Pictures do not belong in the copy; transcribe everything else in the records exactly.
□ □ □ □
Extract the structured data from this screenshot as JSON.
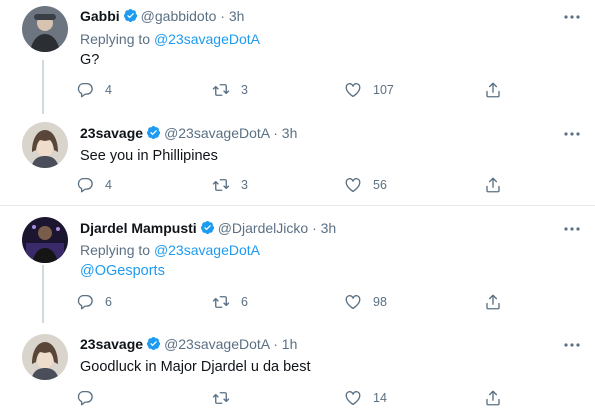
{
  "tweets": [
    {
      "name": "Gabbi",
      "handle": "@gabbidoto",
      "time": "· 3h",
      "reply_prefix": "Replying to",
      "reply_to": "@23savageDotA",
      "text": "G?",
      "replies": "4",
      "retweets": "3",
      "likes": "107"
    },
    {
      "name": "23savage",
      "handle": "@23savageDotA",
      "time": "· 3h",
      "text": "See you in Phillipines",
      "replies": "4",
      "retweets": "3",
      "likes": "56"
    },
    {
      "name": "Djardel Mampusti",
      "handle": "@DjardelJicko",
      "time": "· 3h",
      "reply_prefix": "Replying to",
      "reply_to": "@23savageDotA",
      "text": "@OGesports",
      "replies": "6",
      "retweets": "6",
      "likes": "98"
    },
    {
      "name": "23savage",
      "handle": "@23savageDotA",
      "time": "· 1h",
      "text": "Goodluck in Major Djardel u da best",
      "replies": "",
      "retweets": "",
      "likes": "14"
    }
  ],
  "colors": {
    "accent": "#1d9bf0",
    "muted": "#5b7083",
    "thread_line": "#cfd9de"
  },
  "icons": [
    "verified-badge-icon",
    "more-icon",
    "reply-icon",
    "retweet-icon",
    "like-icon",
    "share-icon"
  ]
}
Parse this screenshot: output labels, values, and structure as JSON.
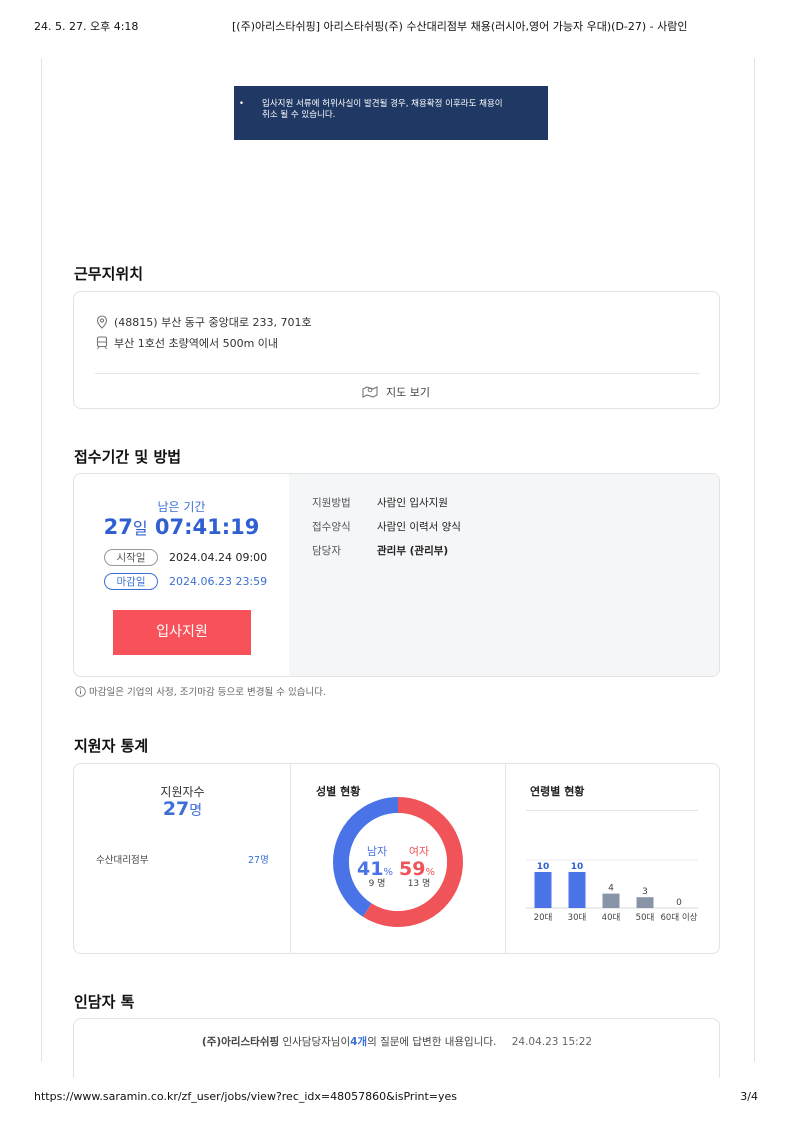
{
  "print_header": {
    "datetime": "24. 5. 27. 오후 4:18",
    "title": "[(주)아리스타쉬핑] 아리스타쉬핑(주) 수산대리점부 채용(러시아,영어 가능자 우대)(D-27) - 사람인"
  },
  "notice": {
    "bullet": "•",
    "line1": "입사지원 서류에 허위사실이 발견될 경우, 채용확정 이후라도 채용이",
    "line2": "취소 될 수 있습니다."
  },
  "location": {
    "heading": "근무지위치",
    "address": "(48815) 부산 동구 중앙대로 233, 701호",
    "subway": "부산 1호선 초량역에서 500m 이내",
    "map_button": "지도 보기"
  },
  "application": {
    "heading": "접수기간 및 방법",
    "remaining_label": "남은 기간",
    "remaining_days": "27",
    "remaining_days_unit": "일",
    "remaining_time": "07:41:19",
    "start_label": "시작일",
    "start_value": "2024.04.24 09:00",
    "end_label": "마감일",
    "end_value": "2024.06.23 23:59",
    "apply_button": "입사지원",
    "method_label": "지원방법",
    "method_value": "사람인 입사지원",
    "form_label": "접수양식",
    "form_value": "사람인 이력서 양식",
    "contact_label": "담당자",
    "contact_value": "관리부 (관리부)",
    "note": "마감일은 기업의 사정, 조기마감 등으로 변경될 수 있습니다."
  },
  "stats": {
    "heading": "지원자 통계",
    "applicants_label": "지원자수",
    "applicants_value": "27",
    "applicants_unit": "명",
    "dept_name": "수산대리점부",
    "dept_value": "27명",
    "gender_title": "성별 현황",
    "age_title": "연령별 현황",
    "colors": {
      "male": "#4a73e8",
      "female": "#f05459",
      "age_high": "#4a73e8",
      "age_low": "#8a94a8"
    }
  },
  "chart_data": [
    {
      "type": "pie",
      "title": "성별 현황",
      "slices": [
        {
          "name": "남자",
          "percent": 41,
          "count_label": "9 명"
        },
        {
          "name": "여자",
          "percent": 59,
          "count_label": "13 명"
        }
      ],
      "percent_unit": "%"
    },
    {
      "type": "bar",
      "title": "연령별 현황",
      "categories": [
        "20대",
        "30대",
        "40대",
        "50대",
        "60대 이상"
      ],
      "values": [
        10,
        10,
        4,
        3,
        0
      ]
    }
  ],
  "talk": {
    "heading": "인담자 톡",
    "company": "(주)아리스타쉬핑",
    "text1": "인사담당자님이",
    "count": "4개",
    "text2": "의 질문에 답변한 내용입니다.",
    "date": "24.04.23 15:22"
  },
  "print_footer": {
    "url": "https://www.saramin.co.kr/zf_user/jobs/view?rec_idx=48057860&isPrint=yes",
    "page": "3/4"
  }
}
□ □ □ □
◆ **Finished answer**
Extract the structured data from this screenshot as JSON.
{
  "tweets": [
    {
      "name": "Gabbi",
      "handle": "@gabbidoto",
      "time": "· 3h",
      "reply_prefix": "Replying to",
      "reply_to": "@23savageDotA",
      "text": "G?",
      "replies": "4",
      "retweets": "3",
      "likes": "107"
    },
    {
      "name": "23savage",
      "handle": "@23savageDotA",
      "time": "· 3h",
      "text": "See you in Phillipines",
      "replies": "4",
      "retweets": "3",
      "likes": "56"
    },
    {
      "name": "Djardel Mampusti",
      "handle": "@DjardelJicko",
      "time": "· 3h",
      "reply_prefix": "Replying to",
      "reply_to": "@23savageDotA",
      "text": "@OGesports",
      "replies": "6",
      "retweets": "6",
      "likes": "98"
    },
    {
      "name": "23savage",
      "handle": "@23savageDotA",
      "time": "· 1h",
      "text": "Goodluck in Major Djardel u da best",
      "replies": "",
      "retweets": "",
      "likes": "14"
    }
  ],
  "colors": {
    "accent": "#1d9bf0",
    "muted": "#5b7083",
    "thread_line": "#cfd9de"
  },
  "icons": [
    "verified-badge-icon",
    "more-icon",
    "reply-icon",
    "retweet-icon",
    "like-icon",
    "share-icon"
  ]
}
Parse this screenshot: output labels, values, and structure as JSON.
{
  "print_header": {
    "datetime": "24. 5. 27. 오후 4:18",
    "title": "[(주)아리스타쉬핑] 아리스타쉬핑(주) 수산대리점부 채용(러시아,영어 가능자 우대)(D-27) - 사람인"
  },
  "notice": {
    "bullet": "•",
    "line1": "입사지원 서류에 허위사실이 발견될 경우, 채용확정 이후라도 채용이",
    "line2": "취소 될 수 있습니다."
  },
  "location": {
    "heading": "근무지위치",
    "address": "(48815) 부산 동구 중앙대로 233, 701호",
    "subway": "부산 1호선 초량역에서 500m 이내",
    "map_button": "지도 보기"
  },
  "application": {
    "heading": "접수기간 및 방법",
    "remaining_label": "남은 기간",
    "remaining_days": "27",
    "remaining_days_unit": "일",
    "remaining_time": "07:41:19",
    "start_label": "시작일",
    "start_value": "2024.04.24 09:00",
    "end_label": "마감일",
    "end_value": "2024.06.23 23:59",
    "apply_button": "입사지원",
    "method_label": "지원방법",
    "method_value": "사람인 입사지원",
    "form_label": "접수양식",
    "form_value": "사람인 이력서 양식",
    "contact_label": "담당자",
    "contact_value": "관리부 (관리부)",
    "note": "마감일은 기업의 사정, 조기마감 등으로 변경될 수 있습니다."
  },
  "stats": {
    "heading": "지원자 통계",
    "applicants_label": "지원자수",
    "applicants_value": "27",
    "applicants_unit": "명",
    "dept_name": "수산대리점부",
    "dept_value": "27명",
    "gender_title": "성별 현황",
    "age_title": "연령별 현황",
    "colors": {
      "male": "#4a73e8",
      "female": "#f05459",
      "age_high": "#4a73e8",
      "age_low": "#8a94a8"
    }
  },
  "chart_data": [
    {
      "type": "pie",
      "title": "성별 현황",
      "slices": [
        {
          "name": "남자",
          "percent": 41,
          "count_label": "9 명"
        },
        {
          "name": "여자",
          "percent": 59,
          "count_label": "13 명"
        }
      ],
      "percent_unit": "%"
    },
    {
      "type": "bar",
      "title": "연령별 현황",
      "categories": [
        "20대",
        "30대",
        "40대",
        "50대",
        "60대 이상"
      ],
      "values": [
        10,
        10,
        4,
        3,
        0
      ]
    }
  ],
  "talk": {
    "heading": "인담자 톡",
    "company": "(주)아리스타쉬핑",
    "text1": "인사담당자님이",
    "count": "4개",
    "text2": "의 질문에 답변한 내용입니다.",
    "date": "24.04.23 15:22"
  },
  "print_footer": {
    "url": "https://www.saramin.co.kr/zf_user/jobs/view?rec_idx=48057860&isPrint=yes",
    "page": "3/4"
  }
}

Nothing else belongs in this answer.